• **Stored records**
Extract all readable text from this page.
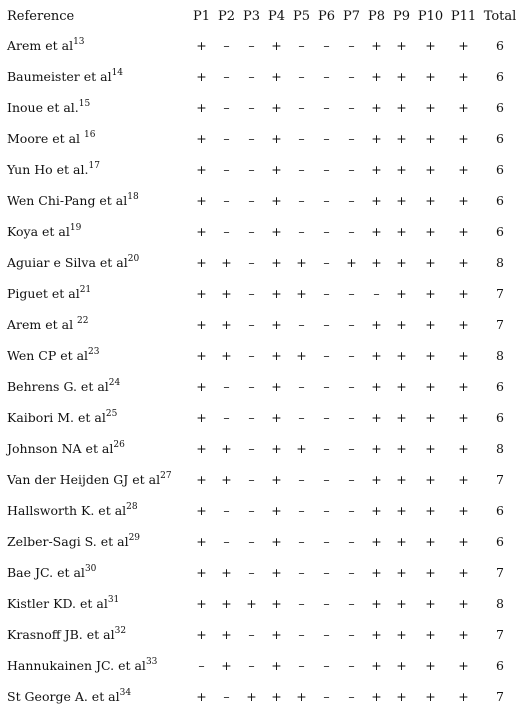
Reference	P1	P2	P3	P4	P5	P6	P7	P8	P9	P10	P11	Total
Arem et $al^{13}$	+	–	–	+	–	–	–	+	+	+	+	6
Baumeister et $al^{14}$	+	–	–	+	–	–	–	+	+	+	+	6
Inoue et al.$^{15}$	+	–	–	+	–	–	–	+	+	+	+	6
Moore et al $^{16}$	+	–	–	+	–	–	–	+	+	+	+	6
Yun Ho et al.$^{17}$	+	–	–	+	–	–	–	+	+	+	+	6
Wen Chi-Pang et $al^{18}$	+	–	–	+	–	–	–	+	+	+	+	6
Koya et $al^{19}$	+	–	–	+	–	–	–	+	+	+	+	6
Aguiar e Silva et $al^{20}$	+	+	–	+	+	–	+	+	+	+	+	8
Piguet et $al^{21}$	+	+	–	+	+	–	–	–	+	+	+	7
Arem et al $^{22}$	+	+	–	+	–	–	–	+	+	+	+	7
Wen CP et $al^{23}$	+	+	–	+	+	–	–	+	+	+	+	8
Behrens G. et $al^{24}$	+	–	–	+	–	–	–	+	+	+	+	6
Kaibori M. et $al^{25}$	+	–	–	+	–	–	–	+	+	+	+	6
Johnson NA et $al^{26}$	+	+	–	+	+	–	–	+	+	+	+	8
Van der Heijden GJ et $al^{27}$	+	+	–	+	–	–	–	+	+	+	+	7
Hallsworth K. et $al^{28}$	+	–	–	+	–	–	–	+	+	+	+	6
Zelber-Sagi S. et $al^{29}$	+	–	–	+	–	–	–	+	+	+	+	6
Bae JC. et $al^{30}$	+	+	–	+	–	–	–	+	+	+	+	7
Kistler KD. et $al^{31}$	+	+	+	+	–	–	–	+	+	+	+	8
Krasnoff JB. et $al^{32}$	+	+	–	+	–	–	–	+	+	+	+	7
Hannukainen JC. et $al^{33}$	–	+	–	+	–	–	–	+	+	+	+	6
St George A. et $al^{34}$	+	–	+	+	+	–	–	+	+	+	+	7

• **What to produce**
Without the pictures, transcribe the listing above exactly.

• **Solution below**
Extract all readable text from this page.
Reference	P1	P2	P3	P4	P5	P6	P7	P8	P9	P10	P11	Total
Arem et $al^{13}$	+	–	–	+	–	–	–	+	+	+	+	6
Baumeister et $al^{14}$	+	–	–	+	–	–	–	+	+	+	+	6
Inoue et al.$^{15}$	+	–	–	+	–	–	–	+	+	+	+	6
Moore et al $^{16}$	+	–	–	+	–	–	–	+	+	+	+	6
Yun Ho et al.$^{17}$	+	–	–	+	–	–	–	+	+	+	+	6
Wen Chi-Pang et $al^{18}$	+	–	–	+	–	–	–	+	+	+	+	6
Koya et $al^{19}$	+	–	–	+	–	–	–	+	+	+	+	6
Aguiar e Silva et $al^{20}$	+	+	–	+	+	–	+	+	+	+	+	8
Piguet et $al^{21}$	+	+	–	+	+	–	–	–	+	+	+	7
Arem et al $^{22}$	+	+	–	+	–	–	–	+	+	+	+	7
Wen CP et $al^{23}$	+	+	–	+	+	–	–	+	+	+	+	8
Behrens G. et $al^{24}$	+	–	–	+	–	–	–	+	+	+	+	6
Kaibori M. et $al^{25}$	+	–	–	+	–	–	–	+	+	+	+	6
Johnson NA et $al^{26}$	+	+	–	+	+	–	–	+	+	+	+	8
Van der Heijden GJ et $al^{27}$	+	+	–	+	–	–	–	+	+	+	+	7
Hallsworth K. et $al^{28}$	+	–	–	+	–	–	–	+	+	+	+	6
Zelber-Sagi S. et $al^{29}$	+	–	–	+	–	–	–	+	+	+	+	6
Bae JC. et $al^{30}$	+	+	–	+	–	–	–	+	+	+	+	7
Kistler KD. et $al^{31}$	+	+	+	+	–	–	–	+	+	+	+	8
Krasnoff JB. et $al^{32}$	+	+	–	+	–	–	–	+	+	+	+	7
Hannukainen JC. et $al^{33}$	–	+	–	+	–	–	–	+	+	+	+	6
St George A. et $al^{34}$	+	–	+	+	+	–	–	+	+	+	+	7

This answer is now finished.